» What is needed: Word for word, restate every line of the listing that follows.

Data entries:
━━━

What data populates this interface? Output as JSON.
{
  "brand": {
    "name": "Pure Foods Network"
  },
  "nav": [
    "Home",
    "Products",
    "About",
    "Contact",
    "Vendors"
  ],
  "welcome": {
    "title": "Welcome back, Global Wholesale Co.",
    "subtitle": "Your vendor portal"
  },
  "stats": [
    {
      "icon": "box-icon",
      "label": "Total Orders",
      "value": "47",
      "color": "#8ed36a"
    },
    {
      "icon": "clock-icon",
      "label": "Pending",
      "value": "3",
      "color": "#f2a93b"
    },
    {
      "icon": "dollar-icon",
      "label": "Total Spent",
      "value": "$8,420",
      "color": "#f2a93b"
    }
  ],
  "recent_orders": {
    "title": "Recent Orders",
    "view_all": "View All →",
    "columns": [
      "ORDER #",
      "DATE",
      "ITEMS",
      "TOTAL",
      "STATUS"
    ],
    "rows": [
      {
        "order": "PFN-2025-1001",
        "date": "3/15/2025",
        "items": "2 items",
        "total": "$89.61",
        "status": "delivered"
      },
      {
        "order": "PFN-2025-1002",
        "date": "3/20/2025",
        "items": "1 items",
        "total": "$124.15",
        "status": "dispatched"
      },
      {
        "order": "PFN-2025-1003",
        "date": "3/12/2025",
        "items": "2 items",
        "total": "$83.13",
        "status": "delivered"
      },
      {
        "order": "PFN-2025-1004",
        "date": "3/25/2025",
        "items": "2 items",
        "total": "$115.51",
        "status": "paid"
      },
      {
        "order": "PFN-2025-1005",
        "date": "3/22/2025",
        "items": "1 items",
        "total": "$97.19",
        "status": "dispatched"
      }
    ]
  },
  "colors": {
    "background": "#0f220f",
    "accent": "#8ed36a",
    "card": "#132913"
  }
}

━━━

» Expected answer:
What data populates this interface? Output as JSON.
{
  "brand": {
    "name": "Pure Foods Network"
  },
  "nav": [
    "Home",
    "Products",
    "About",
    "Contact",
    "Vendors"
  ],
  "welcome": {
    "title": "Welcome back, Global Wholesale Co.",
    "subtitle": "Your vendor portal"
  },
  "stats": [
    {
      "icon": "box-icon",
      "label": "Total Orders",
      "value": "47",
      "color": "#8ed36a"
    },
    {
      "icon": "clock-icon",
      "label": "Pending",
      "value": "3",
      "color": "#f2a93b"
    },
    {
      "icon": "dollar-icon",
      "label": "Total Spent",
      "value": "$8,420",
      "color": "#f2a93b"
    }
  ],
  "recent_orders": {
    "title": "Recent Orders",
    "view_all": "View All →",
    "columns": [
      "ORDER #",
      "DATE",
      "ITEMS",
      "TOTAL",
      "STATUS"
    ],
    "rows": [
      {
        "order": "PFN-2025-1001",
        "date": "3/15/2025",
        "items": "2 items",
        "total": "$89.61",
        "status": "delivered"
      },
      {
        "order": "PFN-2025-1002",
        "date": "3/20/2025",
        "items": "1 items",
        "total": "$124.15",
        "status": "dispatched"
      },
      {
        "order": "PFN-2025-1003",
        "date": "3/12/2025",
        "items": "2 items",
        "total": "$83.13",
        "status": "delivered"
      },
      {
        "order": "PFN-2025-1004",
        "date": "3/25/2025",
        "items": "2 items",
        "total": "$115.51",
        "status": "paid"
      },
      {
        "order": "PFN-2025-1005",
        "date": "3/22/2025",
        "items": "1 items",
        "total": "$97.19",
        "status": "dispatched"
      }
    ]
  },
  "colors": {
    "background": "#0f220f",
    "accent": "#8ed36a",
    "card": "#132913"
  }
}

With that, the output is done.